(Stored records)
════════════════

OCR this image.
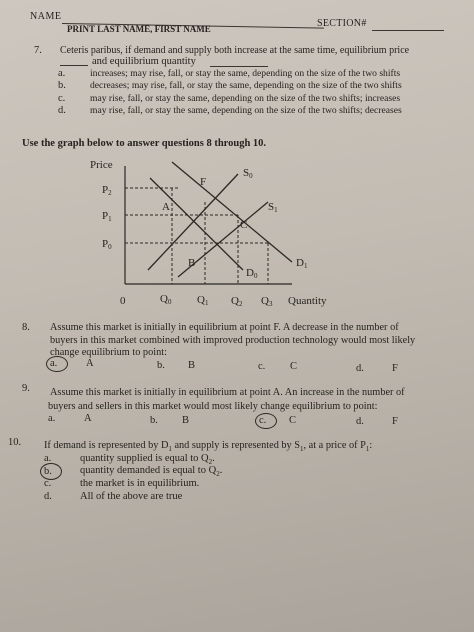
NAME
PRINT LAST NAME, FIRST NAME	SECTION#
7. Ceteris paribus, if demand and supply both increase at the same time, equilibrium price
and equilibrium quantity
a.	increases; may rise, fall, or stay the same, depending on the size of the two shifts
b.	decreases; may rise, fall, or stay the same, depending on the size of the two shifts
c.	may rise, fall, or stay the same, depending on the size of the two shifts; increases
d.	may rise, fall, or stay the same, depending on the size of the two shifts; decreases
Use the graph below to answer questions 8 through 10.
Price
Quantity
0
P2
P1
P0
Q0 Q1 Q2 Q3
S0
S1
D1
D0
A
B
C
F
8. Assume this market is initially in equilibrium at point F. A decrease in the number of
buyers in this market combined with improved production technology would most likely
change equilibrium to point:
a.	A	b. B	c. C	d.	F
9. Assume this market is initially in equilibrium at point A. An increase in the number of
buyers and sellers in this market would most likely change equilibrium to point:
a.	A	b. B	c. C	d.	F
10. If demand is represented by $D_1$ and supply is represented by $S_1$, at a price of $P_1$:
a.	quantity supplied is equal to $Q_2$.
b.	quantity demanded is equal to $Q_2$.
c.	the market is in equilibrium.
d.	All of the above are true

════════════════

** Work instructions **
Copy every line of the listing where the word "depending" appears.

** Reply to the task **
a.	increases; may rise, fall, or stay the same, depending on the size of the two shifts
b.	decreases; may rise, fall, or stay the same, depending on the size of the two shifts
c.	may rise, fall, or stay the same, depending on the size of the two shifts; increases
d.	may rise, fall, or stay the same, depending on the size of the two shifts; decreases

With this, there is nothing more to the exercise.